→ Was zu tun ist: Tippe alles vom Anfang der Einträge bis einschließlich der Zeile mit „history-legend: Журнал браузера“ unverändert ab.

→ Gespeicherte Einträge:
* * *
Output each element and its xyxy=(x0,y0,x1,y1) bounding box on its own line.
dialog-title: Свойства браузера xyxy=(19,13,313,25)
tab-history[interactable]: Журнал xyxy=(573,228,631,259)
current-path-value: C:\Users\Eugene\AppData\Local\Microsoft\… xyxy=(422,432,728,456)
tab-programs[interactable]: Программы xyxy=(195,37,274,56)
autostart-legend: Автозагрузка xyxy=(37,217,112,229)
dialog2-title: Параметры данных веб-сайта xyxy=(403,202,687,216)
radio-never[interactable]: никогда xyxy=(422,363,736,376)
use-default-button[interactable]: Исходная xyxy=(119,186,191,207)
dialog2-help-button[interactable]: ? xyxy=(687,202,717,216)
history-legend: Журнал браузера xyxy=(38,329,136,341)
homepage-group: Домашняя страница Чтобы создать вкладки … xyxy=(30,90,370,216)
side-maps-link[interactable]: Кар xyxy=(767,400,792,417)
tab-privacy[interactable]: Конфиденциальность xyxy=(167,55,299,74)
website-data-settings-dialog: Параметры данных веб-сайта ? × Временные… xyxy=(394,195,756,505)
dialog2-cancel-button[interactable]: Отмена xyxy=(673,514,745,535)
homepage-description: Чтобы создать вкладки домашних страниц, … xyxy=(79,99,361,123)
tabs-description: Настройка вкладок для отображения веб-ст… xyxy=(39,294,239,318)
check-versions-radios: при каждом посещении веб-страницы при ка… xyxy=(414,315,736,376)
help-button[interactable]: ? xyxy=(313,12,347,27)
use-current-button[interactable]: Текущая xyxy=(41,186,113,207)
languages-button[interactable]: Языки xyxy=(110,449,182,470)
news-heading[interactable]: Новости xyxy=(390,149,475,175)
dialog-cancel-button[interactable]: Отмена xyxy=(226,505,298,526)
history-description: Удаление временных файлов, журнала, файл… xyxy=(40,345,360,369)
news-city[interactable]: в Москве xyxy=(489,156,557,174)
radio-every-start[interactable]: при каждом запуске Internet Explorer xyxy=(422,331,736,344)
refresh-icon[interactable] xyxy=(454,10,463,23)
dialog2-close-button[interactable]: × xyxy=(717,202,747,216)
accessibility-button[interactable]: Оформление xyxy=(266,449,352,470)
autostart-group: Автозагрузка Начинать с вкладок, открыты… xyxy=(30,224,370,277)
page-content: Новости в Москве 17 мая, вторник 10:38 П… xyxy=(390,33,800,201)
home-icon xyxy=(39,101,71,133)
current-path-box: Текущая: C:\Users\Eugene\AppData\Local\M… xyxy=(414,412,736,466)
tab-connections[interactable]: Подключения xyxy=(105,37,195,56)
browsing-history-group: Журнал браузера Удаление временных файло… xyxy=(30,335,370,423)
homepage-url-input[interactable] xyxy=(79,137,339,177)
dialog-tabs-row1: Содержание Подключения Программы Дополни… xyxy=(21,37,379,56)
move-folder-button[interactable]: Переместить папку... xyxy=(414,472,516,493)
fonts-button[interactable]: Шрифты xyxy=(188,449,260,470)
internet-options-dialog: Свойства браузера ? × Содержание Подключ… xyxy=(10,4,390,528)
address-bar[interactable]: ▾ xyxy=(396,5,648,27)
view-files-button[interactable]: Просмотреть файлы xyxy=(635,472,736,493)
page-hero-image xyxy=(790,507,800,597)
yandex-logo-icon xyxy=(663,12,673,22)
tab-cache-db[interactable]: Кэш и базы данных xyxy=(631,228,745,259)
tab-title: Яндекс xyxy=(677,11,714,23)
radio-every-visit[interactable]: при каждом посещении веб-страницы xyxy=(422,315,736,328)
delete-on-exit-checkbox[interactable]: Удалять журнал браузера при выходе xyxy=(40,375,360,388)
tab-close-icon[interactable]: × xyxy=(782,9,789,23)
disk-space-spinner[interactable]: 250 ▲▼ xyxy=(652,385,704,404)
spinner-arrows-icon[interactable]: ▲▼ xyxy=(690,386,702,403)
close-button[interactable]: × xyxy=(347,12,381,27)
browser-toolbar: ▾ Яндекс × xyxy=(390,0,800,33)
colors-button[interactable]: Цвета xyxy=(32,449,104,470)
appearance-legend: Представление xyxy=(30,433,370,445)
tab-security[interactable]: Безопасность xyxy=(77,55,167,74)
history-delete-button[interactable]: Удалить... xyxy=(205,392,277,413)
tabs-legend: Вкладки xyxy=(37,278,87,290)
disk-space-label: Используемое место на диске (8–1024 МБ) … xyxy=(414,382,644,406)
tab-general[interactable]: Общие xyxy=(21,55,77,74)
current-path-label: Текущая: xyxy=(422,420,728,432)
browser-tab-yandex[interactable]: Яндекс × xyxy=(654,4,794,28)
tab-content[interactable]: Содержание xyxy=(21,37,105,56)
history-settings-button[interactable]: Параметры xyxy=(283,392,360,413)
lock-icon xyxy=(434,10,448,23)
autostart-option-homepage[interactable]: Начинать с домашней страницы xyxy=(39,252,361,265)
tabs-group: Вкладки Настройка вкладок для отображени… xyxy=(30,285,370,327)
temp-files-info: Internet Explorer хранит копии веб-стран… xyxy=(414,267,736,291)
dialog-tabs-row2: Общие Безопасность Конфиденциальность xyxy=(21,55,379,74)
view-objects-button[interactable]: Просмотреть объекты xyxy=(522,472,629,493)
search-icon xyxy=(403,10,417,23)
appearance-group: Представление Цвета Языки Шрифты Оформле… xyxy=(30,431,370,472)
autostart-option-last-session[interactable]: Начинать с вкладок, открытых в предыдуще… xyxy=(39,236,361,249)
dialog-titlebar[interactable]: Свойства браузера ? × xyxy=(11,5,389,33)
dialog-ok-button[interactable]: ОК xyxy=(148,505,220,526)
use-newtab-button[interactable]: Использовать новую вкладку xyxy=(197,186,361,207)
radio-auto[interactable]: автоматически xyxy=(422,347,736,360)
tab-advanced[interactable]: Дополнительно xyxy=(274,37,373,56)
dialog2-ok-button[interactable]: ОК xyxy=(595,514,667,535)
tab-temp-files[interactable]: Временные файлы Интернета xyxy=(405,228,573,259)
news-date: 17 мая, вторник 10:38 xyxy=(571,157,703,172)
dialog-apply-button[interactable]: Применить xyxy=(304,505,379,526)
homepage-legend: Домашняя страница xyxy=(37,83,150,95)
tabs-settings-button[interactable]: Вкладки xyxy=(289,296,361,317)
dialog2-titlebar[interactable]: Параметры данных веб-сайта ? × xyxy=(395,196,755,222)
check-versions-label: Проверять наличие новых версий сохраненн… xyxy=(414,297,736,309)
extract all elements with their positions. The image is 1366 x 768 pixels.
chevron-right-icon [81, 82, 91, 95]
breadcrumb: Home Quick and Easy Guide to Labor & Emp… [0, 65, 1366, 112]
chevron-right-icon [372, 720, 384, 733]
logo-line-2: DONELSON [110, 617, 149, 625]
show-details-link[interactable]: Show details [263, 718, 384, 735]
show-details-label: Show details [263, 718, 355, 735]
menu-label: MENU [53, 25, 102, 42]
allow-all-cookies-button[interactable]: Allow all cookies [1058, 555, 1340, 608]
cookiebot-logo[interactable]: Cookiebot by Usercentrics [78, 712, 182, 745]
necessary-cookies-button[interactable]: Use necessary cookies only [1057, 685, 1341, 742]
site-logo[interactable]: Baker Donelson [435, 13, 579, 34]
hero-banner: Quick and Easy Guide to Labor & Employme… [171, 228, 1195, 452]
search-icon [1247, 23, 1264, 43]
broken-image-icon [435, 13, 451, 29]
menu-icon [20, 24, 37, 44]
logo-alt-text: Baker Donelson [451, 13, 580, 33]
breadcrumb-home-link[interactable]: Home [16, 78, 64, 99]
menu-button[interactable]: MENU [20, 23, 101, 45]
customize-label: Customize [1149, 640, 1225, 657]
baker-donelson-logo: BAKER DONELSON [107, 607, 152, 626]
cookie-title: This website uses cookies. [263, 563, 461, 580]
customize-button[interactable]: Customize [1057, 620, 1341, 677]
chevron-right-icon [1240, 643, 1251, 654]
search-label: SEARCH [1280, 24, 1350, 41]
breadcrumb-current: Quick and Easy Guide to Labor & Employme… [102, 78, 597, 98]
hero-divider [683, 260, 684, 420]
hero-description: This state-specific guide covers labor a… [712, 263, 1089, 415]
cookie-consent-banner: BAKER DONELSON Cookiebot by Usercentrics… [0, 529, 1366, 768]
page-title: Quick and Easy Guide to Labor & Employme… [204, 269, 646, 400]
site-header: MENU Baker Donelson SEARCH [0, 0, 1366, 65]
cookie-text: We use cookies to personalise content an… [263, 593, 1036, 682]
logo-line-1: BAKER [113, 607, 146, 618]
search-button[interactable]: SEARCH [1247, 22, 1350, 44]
* * *
→ Ausgearbeitete Lösung:
Output each element and its xyxy=(x0,y0,x1,y1) bounding box on its own line.
dialog-title: Свойства браузера xyxy=(19,13,313,25)
tab-history[interactable]: Журнал xyxy=(573,228,631,259)
current-path-value: C:\Users\Eugene\AppData\Local\Microsoft\… xyxy=(422,432,728,456)
tab-programs[interactable]: Программы xyxy=(195,37,274,56)
autostart-legend: Автозагрузка xyxy=(37,217,112,229)
dialog2-title: Параметры данных веб-сайта xyxy=(403,202,687,216)
radio-never[interactable]: никогда xyxy=(422,363,736,376)
use-default-button[interactable]: Исходная xyxy=(119,186,191,207)
dialog2-help-button[interactable]: ? xyxy=(687,202,717,216)
history-legend: Журнал браузера xyxy=(38,329,136,341)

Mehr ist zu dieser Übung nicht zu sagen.